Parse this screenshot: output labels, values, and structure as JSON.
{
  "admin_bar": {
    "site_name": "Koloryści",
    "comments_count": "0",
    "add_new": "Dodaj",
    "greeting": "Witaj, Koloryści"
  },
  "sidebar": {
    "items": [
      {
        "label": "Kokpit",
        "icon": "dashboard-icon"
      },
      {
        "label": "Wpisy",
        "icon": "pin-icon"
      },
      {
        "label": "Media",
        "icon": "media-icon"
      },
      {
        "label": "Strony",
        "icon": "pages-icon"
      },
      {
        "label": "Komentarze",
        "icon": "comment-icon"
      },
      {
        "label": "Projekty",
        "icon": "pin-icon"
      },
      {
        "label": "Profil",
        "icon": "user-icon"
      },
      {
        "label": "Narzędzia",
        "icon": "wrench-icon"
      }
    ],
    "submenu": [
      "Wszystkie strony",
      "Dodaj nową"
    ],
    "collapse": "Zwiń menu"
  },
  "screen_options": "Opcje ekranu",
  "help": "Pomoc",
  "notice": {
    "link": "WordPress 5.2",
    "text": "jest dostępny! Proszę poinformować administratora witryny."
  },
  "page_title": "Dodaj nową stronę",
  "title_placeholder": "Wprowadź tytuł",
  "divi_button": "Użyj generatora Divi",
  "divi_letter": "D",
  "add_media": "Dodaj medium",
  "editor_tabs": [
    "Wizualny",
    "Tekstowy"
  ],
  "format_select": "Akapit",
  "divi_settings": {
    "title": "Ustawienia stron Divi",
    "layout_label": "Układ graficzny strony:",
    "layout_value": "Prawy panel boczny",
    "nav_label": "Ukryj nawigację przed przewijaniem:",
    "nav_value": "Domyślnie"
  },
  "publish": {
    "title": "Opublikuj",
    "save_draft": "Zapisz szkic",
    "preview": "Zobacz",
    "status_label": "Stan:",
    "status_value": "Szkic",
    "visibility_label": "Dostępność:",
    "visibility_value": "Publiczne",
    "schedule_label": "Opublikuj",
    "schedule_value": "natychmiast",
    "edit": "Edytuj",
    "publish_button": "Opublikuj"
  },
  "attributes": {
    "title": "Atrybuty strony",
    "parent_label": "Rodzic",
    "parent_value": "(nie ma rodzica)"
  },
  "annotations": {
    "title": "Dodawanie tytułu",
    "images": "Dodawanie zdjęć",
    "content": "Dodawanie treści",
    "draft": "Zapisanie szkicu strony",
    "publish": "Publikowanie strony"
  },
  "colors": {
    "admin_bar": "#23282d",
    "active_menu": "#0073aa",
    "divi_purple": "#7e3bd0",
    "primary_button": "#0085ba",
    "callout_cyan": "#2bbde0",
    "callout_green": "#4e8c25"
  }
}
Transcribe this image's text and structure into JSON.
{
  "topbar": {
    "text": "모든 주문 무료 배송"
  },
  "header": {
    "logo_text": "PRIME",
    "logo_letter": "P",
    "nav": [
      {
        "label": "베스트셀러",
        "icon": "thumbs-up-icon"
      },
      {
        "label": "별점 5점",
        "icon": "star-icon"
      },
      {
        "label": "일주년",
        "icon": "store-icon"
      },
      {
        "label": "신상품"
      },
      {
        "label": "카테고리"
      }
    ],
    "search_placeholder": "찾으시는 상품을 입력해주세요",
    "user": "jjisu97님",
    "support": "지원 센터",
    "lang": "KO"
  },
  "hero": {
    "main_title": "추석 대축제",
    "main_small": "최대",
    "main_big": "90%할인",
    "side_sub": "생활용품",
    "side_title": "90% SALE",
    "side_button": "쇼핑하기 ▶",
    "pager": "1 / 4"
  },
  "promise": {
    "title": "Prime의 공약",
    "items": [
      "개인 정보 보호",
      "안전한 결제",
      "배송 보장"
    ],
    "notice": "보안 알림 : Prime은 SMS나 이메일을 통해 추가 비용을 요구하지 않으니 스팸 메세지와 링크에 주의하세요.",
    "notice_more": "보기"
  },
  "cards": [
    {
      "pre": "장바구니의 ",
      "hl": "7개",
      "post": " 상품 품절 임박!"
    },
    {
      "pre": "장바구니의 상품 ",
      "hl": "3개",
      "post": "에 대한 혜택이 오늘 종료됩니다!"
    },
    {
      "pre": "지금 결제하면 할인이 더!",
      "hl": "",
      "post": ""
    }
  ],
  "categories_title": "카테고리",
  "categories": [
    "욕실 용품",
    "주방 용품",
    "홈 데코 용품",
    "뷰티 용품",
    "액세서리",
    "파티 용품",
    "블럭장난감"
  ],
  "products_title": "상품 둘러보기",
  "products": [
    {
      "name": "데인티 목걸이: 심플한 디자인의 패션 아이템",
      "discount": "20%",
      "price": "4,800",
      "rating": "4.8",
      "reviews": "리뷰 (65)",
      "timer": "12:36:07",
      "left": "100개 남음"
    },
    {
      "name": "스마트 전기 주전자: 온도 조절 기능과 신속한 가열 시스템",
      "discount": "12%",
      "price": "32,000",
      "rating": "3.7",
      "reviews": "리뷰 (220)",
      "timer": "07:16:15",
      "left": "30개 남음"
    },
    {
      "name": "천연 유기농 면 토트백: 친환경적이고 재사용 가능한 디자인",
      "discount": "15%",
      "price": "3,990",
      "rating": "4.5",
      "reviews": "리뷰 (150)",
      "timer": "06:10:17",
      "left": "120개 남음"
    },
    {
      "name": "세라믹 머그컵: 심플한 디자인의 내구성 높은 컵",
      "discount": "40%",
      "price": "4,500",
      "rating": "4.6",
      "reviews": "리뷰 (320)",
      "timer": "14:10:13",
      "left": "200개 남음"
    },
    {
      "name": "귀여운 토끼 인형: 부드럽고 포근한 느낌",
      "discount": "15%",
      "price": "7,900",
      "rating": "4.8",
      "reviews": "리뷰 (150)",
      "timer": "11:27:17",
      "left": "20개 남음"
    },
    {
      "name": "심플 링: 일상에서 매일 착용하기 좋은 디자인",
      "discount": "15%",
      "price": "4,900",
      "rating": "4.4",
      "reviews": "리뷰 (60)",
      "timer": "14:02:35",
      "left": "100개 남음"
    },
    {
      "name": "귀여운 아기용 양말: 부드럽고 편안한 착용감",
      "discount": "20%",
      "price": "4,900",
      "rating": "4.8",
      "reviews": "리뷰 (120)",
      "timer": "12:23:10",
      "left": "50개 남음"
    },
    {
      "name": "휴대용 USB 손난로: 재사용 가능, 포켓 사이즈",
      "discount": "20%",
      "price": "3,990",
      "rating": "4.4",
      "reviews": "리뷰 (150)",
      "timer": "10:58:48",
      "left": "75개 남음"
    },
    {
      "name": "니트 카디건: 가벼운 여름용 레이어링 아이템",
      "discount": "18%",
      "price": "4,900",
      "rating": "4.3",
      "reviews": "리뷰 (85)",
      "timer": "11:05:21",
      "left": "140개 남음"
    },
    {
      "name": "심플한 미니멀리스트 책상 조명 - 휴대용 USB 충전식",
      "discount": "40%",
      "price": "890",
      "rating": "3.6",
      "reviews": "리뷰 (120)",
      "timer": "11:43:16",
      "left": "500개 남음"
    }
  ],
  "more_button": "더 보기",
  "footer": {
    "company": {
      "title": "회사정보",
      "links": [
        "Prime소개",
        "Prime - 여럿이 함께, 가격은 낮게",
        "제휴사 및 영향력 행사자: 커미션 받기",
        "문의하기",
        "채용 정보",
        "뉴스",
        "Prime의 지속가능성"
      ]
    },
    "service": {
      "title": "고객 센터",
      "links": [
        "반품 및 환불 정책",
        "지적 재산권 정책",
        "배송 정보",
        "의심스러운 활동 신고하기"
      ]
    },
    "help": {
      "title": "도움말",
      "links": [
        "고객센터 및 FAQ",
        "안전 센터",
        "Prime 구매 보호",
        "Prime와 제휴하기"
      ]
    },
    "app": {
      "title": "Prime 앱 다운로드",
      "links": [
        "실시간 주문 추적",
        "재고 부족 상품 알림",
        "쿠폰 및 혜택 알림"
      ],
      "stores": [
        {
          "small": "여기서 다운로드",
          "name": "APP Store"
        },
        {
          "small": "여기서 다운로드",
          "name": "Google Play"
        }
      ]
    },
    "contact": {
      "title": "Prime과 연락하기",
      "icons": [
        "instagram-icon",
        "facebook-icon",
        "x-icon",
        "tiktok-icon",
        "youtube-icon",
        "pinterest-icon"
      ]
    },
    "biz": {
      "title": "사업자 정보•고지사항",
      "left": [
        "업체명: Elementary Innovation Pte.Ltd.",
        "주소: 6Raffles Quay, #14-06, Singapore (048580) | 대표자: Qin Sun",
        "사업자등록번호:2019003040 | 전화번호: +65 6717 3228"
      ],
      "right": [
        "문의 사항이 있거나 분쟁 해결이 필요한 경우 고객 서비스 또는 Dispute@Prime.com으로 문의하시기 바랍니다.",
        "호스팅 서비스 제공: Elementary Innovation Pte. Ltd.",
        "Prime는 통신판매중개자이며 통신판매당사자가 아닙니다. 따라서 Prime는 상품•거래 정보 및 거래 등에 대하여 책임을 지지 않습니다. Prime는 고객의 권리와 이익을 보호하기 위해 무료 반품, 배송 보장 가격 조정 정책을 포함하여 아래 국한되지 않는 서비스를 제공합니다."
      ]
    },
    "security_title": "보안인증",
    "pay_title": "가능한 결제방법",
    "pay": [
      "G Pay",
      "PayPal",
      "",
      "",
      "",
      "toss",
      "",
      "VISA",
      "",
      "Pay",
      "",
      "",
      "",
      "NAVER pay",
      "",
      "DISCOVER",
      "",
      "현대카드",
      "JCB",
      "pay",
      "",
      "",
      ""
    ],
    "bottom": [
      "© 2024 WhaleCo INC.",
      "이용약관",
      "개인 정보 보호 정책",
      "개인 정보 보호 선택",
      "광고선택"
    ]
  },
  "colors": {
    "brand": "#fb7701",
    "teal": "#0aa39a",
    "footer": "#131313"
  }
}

[PROBLEM DESCRIPTION] Search the lines above for the string "부드럽고" and copy each line that has it.

[THE SOLUTION]
      "name": "귀여운 토끼 인형: 부드럽고 포근한 느낌",
      "name": "귀여운 아기용 양말: 부드럽고 편안한 착용감",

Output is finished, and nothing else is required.